### [Exercise requirements]
Each entry below should be written out exactly as it is, with no pictures.

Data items

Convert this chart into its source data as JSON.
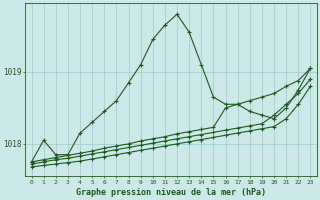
{
  "title": "Graphe pression niveau de la mer (hPa)",
  "bg_color": "#cce8e8",
  "grid_color": "#99cccc",
  "line_color": "#1a5c1a",
  "hours": [
    0,
    1,
    2,
    3,
    4,
    5,
    6,
    7,
    8,
    9,
    10,
    11,
    12,
    13,
    14,
    15,
    16,
    17,
    18,
    19,
    20,
    21,
    22,
    23
  ],
  "pressure_main": [
    1017.75,
    1018.05,
    null,
    1017.85,
    1018.15,
    1018.3,
    1018.45,
    1018.6,
    1018.85,
    1019.1,
    1019.45,
    1019.65,
    1019.8,
    1019.55,
    1019.1,
    null,
    1018.55,
    1018.55,
    null,
    null,
    null,
    null,
    null,
    1019.05
  ],
  "pressure_line1": [
    1017.75,
    1018.05,
    1017.85,
    1017.85,
    1018.15,
    1018.3,
    1018.45,
    1018.6,
    1018.85,
    1019.1,
    1019.45,
    1019.65,
    1019.8,
    1019.55,
    1019.1,
    1018.65,
    1018.55,
    1018.55,
    1018.45,
    1018.4,
    1018.35,
    1018.5,
    1018.75,
    1019.05
  ],
  "pressure_line2": [
    1017.75,
    null,
    null,
    1017.85,
    null,
    null,
    null,
    null,
    null,
    null,
    null,
    null,
    null,
    null,
    null,
    null,
    1018.5,
    1018.55,
    1018.5,
    1018.45,
    1018.35,
    1018.5,
    1018.7,
    1019.05
  ],
  "diag_top": [
    1017.75,
    1017.78,
    1017.81,
    1017.84,
    1017.87,
    1017.9,
    1017.94,
    1017.97,
    1018.0,
    1018.04,
    1018.07,
    1018.1,
    1018.14,
    1018.17,
    1018.2,
    1018.23,
    1018.5,
    1018.55,
    1018.6,
    1018.65,
    1018.7,
    1018.8,
    1018.88,
    1019.05
  ],
  "diag_mid": [
    1017.72,
    1017.75,
    1017.78,
    1017.8,
    1017.83,
    1017.86,
    1017.89,
    1017.92,
    1017.95,
    1017.98,
    1018.01,
    1018.04,
    1018.07,
    1018.1,
    1018.13,
    1018.16,
    1018.19,
    1018.22,
    1018.25,
    1018.28,
    1018.4,
    1018.55,
    1018.7,
    1018.9
  ],
  "diag_bot": [
    1017.68,
    1017.7,
    1017.72,
    1017.74,
    1017.76,
    1017.79,
    1017.82,
    1017.85,
    1017.88,
    1017.91,
    1017.94,
    1017.97,
    1018.0,
    1018.03,
    1018.06,
    1018.09,
    1018.12,
    1018.15,
    1018.18,
    1018.21,
    1018.24,
    1018.35,
    1018.55,
    1018.8
  ],
  "ylim_min": 1017.55,
  "ylim_max": 1019.95,
  "yticks": [
    1018,
    1019
  ],
  "figsize": [
    3.2,
    2.0
  ],
  "dpi": 100
}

### [Correct result]
Convert this chart into its source data as JSON.
{
  "title": "Graphe pression niveau de la mer (hPa)",
  "bg_color": "#cce8e8",
  "grid_color": "#99cccc",
  "line_color": "#1a5c1a",
  "hours": [
    0,
    1,
    2,
    3,
    4,
    5,
    6,
    7,
    8,
    9,
    10,
    11,
    12,
    13,
    14,
    15,
    16,
    17,
    18,
    19,
    20,
    21,
    22,
    23
  ],
  "pressure_main": [
    1017.75,
    1018.05,
    null,
    1017.85,
    1018.15,
    1018.3,
    1018.45,
    1018.6,
    1018.85,
    1019.1,
    1019.45,
    1019.65,
    1019.8,
    1019.55,
    1019.1,
    null,
    1018.55,
    1018.55,
    null,
    null,
    null,
    null,
    null,
    1019.05
  ],
  "pressure_line1": [
    1017.75,
    1018.05,
    1017.85,
    1017.85,
    1018.15,
    1018.3,
    1018.45,
    1018.6,
    1018.85,
    1019.1,
    1019.45,
    1019.65,
    1019.8,
    1019.55,
    1019.1,
    1018.65,
    1018.55,
    1018.55,
    1018.45,
    1018.4,
    1018.35,
    1018.5,
    1018.75,
    1019.05
  ],
  "pressure_line2": [
    1017.75,
    null,
    null,
    1017.85,
    null,
    null,
    null,
    null,
    null,
    null,
    null,
    null,
    null,
    null,
    null,
    null,
    1018.5,
    1018.55,
    1018.5,
    1018.45,
    1018.35,
    1018.5,
    1018.7,
    1019.05
  ],
  "diag_top": [
    1017.75,
    1017.78,
    1017.81,
    1017.84,
    1017.87,
    1017.9,
    1017.94,
    1017.97,
    1018.0,
    1018.04,
    1018.07,
    1018.1,
    1018.14,
    1018.17,
    1018.2,
    1018.23,
    1018.5,
    1018.55,
    1018.6,
    1018.65,
    1018.7,
    1018.8,
    1018.88,
    1019.05
  ],
  "diag_mid": [
    1017.72,
    1017.75,
    1017.78,
    1017.8,
    1017.83,
    1017.86,
    1017.89,
    1017.92,
    1017.95,
    1017.98,
    1018.01,
    1018.04,
    1018.07,
    1018.1,
    1018.13,
    1018.16,
    1018.19,
    1018.22,
    1018.25,
    1018.28,
    1018.4,
    1018.55,
    1018.7,
    1018.9
  ],
  "diag_bot": [
    1017.68,
    1017.7,
    1017.72,
    1017.74,
    1017.76,
    1017.79,
    1017.82,
    1017.85,
    1017.88,
    1017.91,
    1017.94,
    1017.97,
    1018.0,
    1018.03,
    1018.06,
    1018.09,
    1018.12,
    1018.15,
    1018.18,
    1018.21,
    1018.24,
    1018.35,
    1018.55,
    1018.8
  ],
  "ylim_min": 1017.55,
  "ylim_max": 1019.95,
  "yticks": [
    1018,
    1019
  ],
  "figsize": [
    3.2,
    2.0
  ],
  "dpi": 100
}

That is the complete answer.